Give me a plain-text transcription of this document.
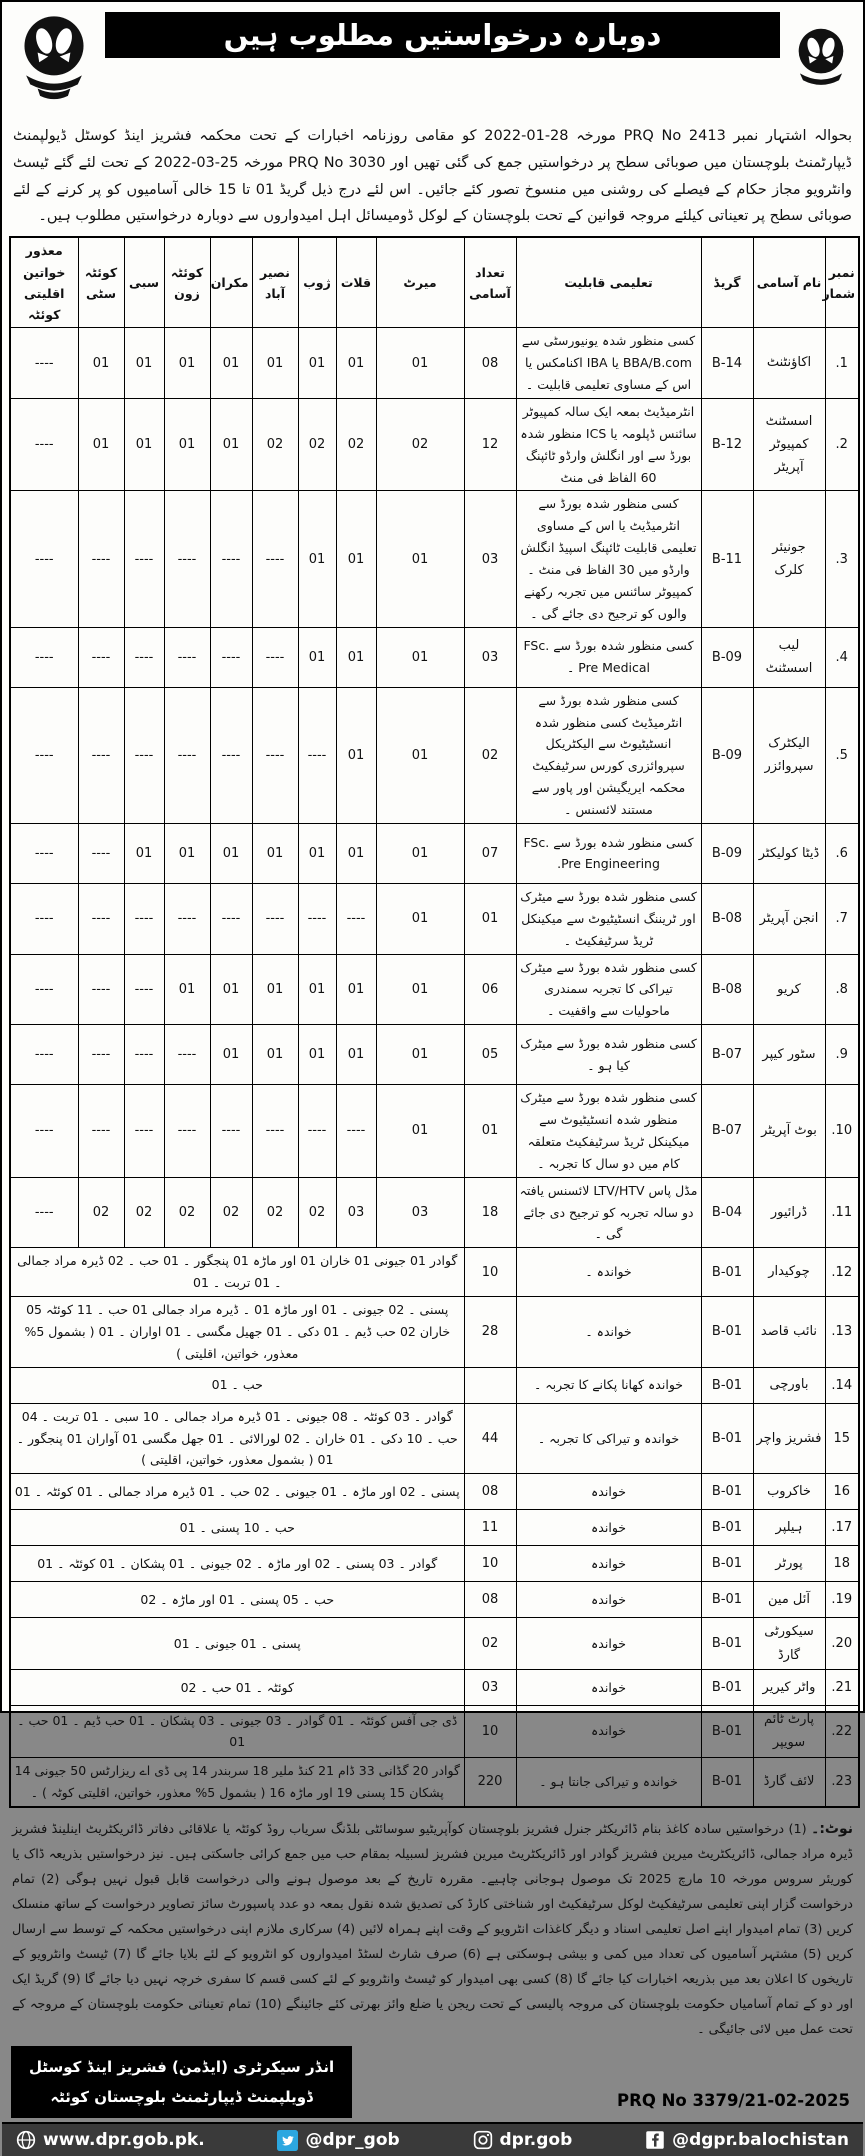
دوبارہ درخواستیں مطلوب ہیں

بحوالہ اشتہار نمبر PRQ No 2413 مورخہ 28-01-2022 کو مقامی روزنامہ اخبارات کے تحت محکمہ فشریز اینڈ کوسٹل ڈیولپمنٹ ڈیپارٹمنٹ بلوچستان میں صوبائی سطح پر درخواستیں جمع کی گئی تھیں اور PRQ No 3030 مورخہ 25-03-2022 کے تحت لئے گئے ٹیسٹ وانٹرویو مجاز حکام کے فیصلے کی روشنی میں منسوخ تصور کئے جائیں۔ اس لئے درج ذیل گریڈ 01 تا 15 خالی آسامیوں کو پر کرنے کے لئے صوبائی سطح پر تعیناتی کیلئے مروجہ قوانین کے تحت بلوچستان کے لوکل ڈومیسائل اہل امیدواروں سے دوبارہ درخواستیں مطلوب ہیں۔

نمبر شمار	نام آسامی	گریڈ	تعلیمی قابلیت	تعداد آسامی	میرٹ	قلات	ژوب	نصیر آباد	مکران	کوئٹہ زون	سبی	کوئٹہ سٹی	معذور خواتین اقلیتی کوئٹہ
1.	اکاؤنٹنٹ	B-14	کسی منظور شدہ یونیورسٹی سے BBA/B.com یا IBA اکنامکس یا اس کے مساوی تعلیمی قابلیت ۔	08	01	01	01	01	01	01	01	01	----
2.	اسسٹنٹ کمپیوٹر آپریٹر	B-12	انٹرمیڈیٹ بمعہ ایک سالہ کمپیوٹر سائنس ڈپلومہ یا ICS منظور شدہ بورڈ سے اور انگلش وارڈو ٹائپنگ 60 الفاظ فی منٹ	12	02	02	02	02	01	01	01	01	----
3.	جونیئر کلرک	B-11	کسی منظور شدہ بورڈ سے انٹرمیڈیٹ یا اس کے مساوی تعلیمی قابلیت ٹائپنگ اسپیڈ انگلش وارڈو میں 30 الفاظ فی منٹ ۔ کمپیوٹر سائنس میں تجربہ رکھنے والوں کو ترجیح دی جائے گی ۔	03	01	01	01	----	----	----	----	----	----
4.	لیب اسسٹنٹ	B-09	کسی منظور شدہ بورڈ سے FSc. Pre Medical ۔	03	01	01	01	----	----	----	----	----	----
5.	الیکٹرک سپروائزر	B-09	کسی منظور شدہ بورڈ سے انٹرمیڈیٹ کسی منظور شدہ انسٹیٹیوٹ سے الیکٹریکل سپروائزری کورس سرٹیفکیٹ محکمہ ایریگیشن اور پاور سے مستند لائسنس ۔	02	01	01	----	----	----	----	----	----	----
6.	ڈیٹا کولیکٹر	B-09	کسی منظور شدہ بورڈ سے FSc. Pre Engineering.	07	01	01	01	01	01	01	01	----	----
7.	انجن آپریٹر	B-08	کسی منظور شدہ بورڈ سے میٹرک اور ٹریننگ انسٹیٹیوٹ سے میکینکل ٹریڈ سرٹیفکیٹ ۔	01	01	----	----	----	----	----	----	----	----
8.	کریو	B-08	کسی منظور شدہ بورڈ سے میٹرک تیراکی کا تجربہ سمندری ماحولیات سے واقفیت ۔	06	01	01	01	01	01	01	----	----	----
9.	سٹور کیپر	B-07	کسی منظور شدہ بورڈ سے میٹرک کیا ہو ۔	05	01	01	01	01	01	----	----	----	----
10.	بوٹ آپریٹر	B-07	کسی منظور شدہ بورڈ سے میٹرک منظور شدہ انسٹیٹیوٹ سے میکینکل ٹریڈ سرٹیفکیٹ متعلقہ کام میں دو سال کا تجربہ ۔	01	01	----	----	----	----	----	----	----	----
11.	ڈرائیور	B-04	مڈل پاس LTV/HTV لائسنس یافتہ دو سالہ تجربہ کو ترجیح دی جائے گی ۔	18	03	03	02	02	02	02	02	02	----
12.	چوکیدار	B-01	خواندہ ۔	10	گوادر 01 جیونی 01 خاران 01 اور ماڑہ 01 پنجگور ۔ 01 حب ۔ 02 ڈیرہ مراد جمالی ۔ 01 تربت ۔ 01								
13.	نائب قاصد	B-01	خواندہ ۔	28	پسنی ۔ 02 جیونی ۔ 01 اور ماڑہ 01 ۔ ڈیرہ مراد جمالی 01 حب ۔ 11 کوئٹہ 05 خاران 02 حب ڈیم ۔ 01 دکی ۔ 01 جھیل مگسی ۔ 01 اواران ۔ 01 ( بشمول 5% معذور، خواتین، اقلیتی )								
14.	باورچی	B-01	خواندہ کھانا پکانے کا تجربہ ۔		حب ۔ 01								
15	فشریز واچر	B-01	خواندہ و تیراکی کا تجربہ ۔	44	گوادر ۔ 03 کوئٹہ ۔ 08 جیونی ۔ 01 ڈیرہ مراد جمالی ۔ 10 سبی ۔ 01 تربت ۔ 04 حب ۔ 10 دکی ۔ 01 خاران ۔ 02 لورالائی ۔ 01 جھل مگسی 01 آواران 01 پنجگور ۔ 01 ( بشمول معذور، خواتین، اقلیتی )								
16	خاکروب	B-01	خواندہ	08	پسنی ۔ 02 اور ماڑہ ۔ 01 جیونی ۔ 02 حب ۔ 01 ڈیرہ مراد جمالی ۔ 01 کوئٹہ ۔ 01								
17.	ہیلپر	B-01	خواندہ	11	حب ۔ 10 پسنی ۔ 01								
18	پورٹر	B-01	خواندہ	10	گوادر ۔ 03 پسنی ۔ 02 اور ماڑہ ۔ 02 جیونی ۔ 01 پشکان ۔ 01 کوئٹہ ۔ 01								
19.	آئل مین	B-01	خواندہ	08	حب ۔ 05 پسنی ۔ 01 اور ماڑہ ۔ 02								
20.	سیکورٹی گارڈ	B-01	خواندہ	02	پسنی ۔ 01 جیونی ۔ 01								
21.	واٹر کیریر	B-01	خواندہ	03	کوئٹہ ۔ 01 حب ۔ 02								
22.	پارٹ ٹائم سویپر	B-01	خواندہ	10	ڈی جی آفس کوئٹہ ۔ 01 گوادر ۔ 03 جیونی ۔ 03 پشکان ۔ 01 حب ڈیم ۔ 01 حب ۔ 01								
23.	لائف گارڈ	B-01	خواندہ و تیراکی جانتا ہو ۔	220	گوادر 20 گڈانی 33 ڈام 21 کنڈ ملیر 18 سربندر 14 پی ڈی اے ریزارٹس 50 جیونی 14 پشکان 15 پسنی 19 اور ماڑہ 16 ( بشمول 5% معذور، خواتین، اقلیتی کوٹہ ) ۔								

نوٹ:۔ (1) درخواستیں سادہ کاغذ بنام ڈائریکٹر جنرل فشریز بلوچستان کوآپریٹیو سوسائٹی بلڈنگ سریاب روڈ کوئٹہ یا علاقائی دفاتر ڈائریکٹریٹ اینلینڈ فشریز ڈیرہ مراد جمالی، ڈائریکٹریٹ میرین فشریز گوادر اور ڈائریکٹریٹ میرین فشریز لسبیلہ بمقام حب میں جمع کرائی جاسکتی ہیں۔ نیز درخواستیں بذریعہ ڈاک یا کوریئر سروس مورخہ 10 مارچ 2025 تک موصول ہوجانی چاہیے۔ مقررہ تاریخ کے بعد موصول ہونے والی درخواست قابل قبول نہیں ہوگی (2) تمام درخواست گزار اپنی تعلیمی سرٹیفکیٹ لوکل سرٹیفکیٹ اور شناختی کارڈ کی تصدیق شدہ نقول بمعہ دو عدد پاسپورٹ سائز تصاویر درخواست کے ساتھ منسلک کریں (3) تمام امیدوار اپنے اصل تعلیمی اسناد و دیگر کاغذات انٹرویو کے وقت اپنے ہمراہ لائیں (4) سرکاری ملازم اپنی درخواستیں محکمہ کے توسط سے ارسال کریں (5) مشتہر آسامیوں کی تعداد میں کمی و بیشی ہوسکتی ہے (6) صرف شارٹ لسٹڈ امیدواروں کو انٹرویو کے لئے بلایا جائے گا (7) ٹیسٹ وانٹرویو کے تاریخوں کا اعلان بعد میں بذریعہ اخبارات کیا جائے گا (8) کسی بھی امیدوار کو ٹیسٹ وانٹرویو کے لئے کسی قسم کا سفری خرچہ نہیں دیا جائے گا (9) گریڈ ایک اور دو کے تمام آسامیاں حکومت بلوچستان کی مروجہ پالیسی کے تحت ریجن یا ضلع وائز بھرتی کئے جائینگے (10) تمام تعیناتی حکومت بلوچستان کے مروجہ کے تحت عمل میں لائی جائیگی ۔

انڈر سیکرٹری (ایڈمن) فشریز اینڈ کوسٹل
ڈویلپمنٹ ڈیپارٹمنٹ بلوچستان کوئٹہ	PRQ No 3379/21-02-2025
www.dpr.gob.pk.	@dpr_gob	dpr.gob	@dgpr.balochistan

*Requirement:* Show the lines that mention the word "قابلیت".

*Task solution:*
نمبر شمار	نام آسامی	گریڈ	تعلیمی قابلیت	تعداد آسامی	میرٹ	قلات	ژوب	نصیر آباد	مکران	کوئٹہ زون	سبی	کوئٹہ سٹی	معذور خواتین اقلیتی کوئٹہ
1.	اکاؤنٹنٹ	B-14	کسی منظور شدہ یونیورسٹی سے BBA/B.com یا IBA اکنامکس یا اس کے مساوی تعلیمی قابلیت ۔	08	01	01	01	01	01	01	01	01	----
3.	جونیئر کلرک	B-11	کسی منظور شدہ بورڈ سے انٹرمیڈیٹ یا اس کے مساوی تعلیمی قابلیت ٹائپنگ اسپیڈ انگلش وارڈو میں 30 الفاظ فی منٹ ۔ کمپیوٹر سائنس میں تجربہ رکھنے والوں کو ترجیح دی جائے گی ۔	03	01	01	01	----	----	----	----	----	----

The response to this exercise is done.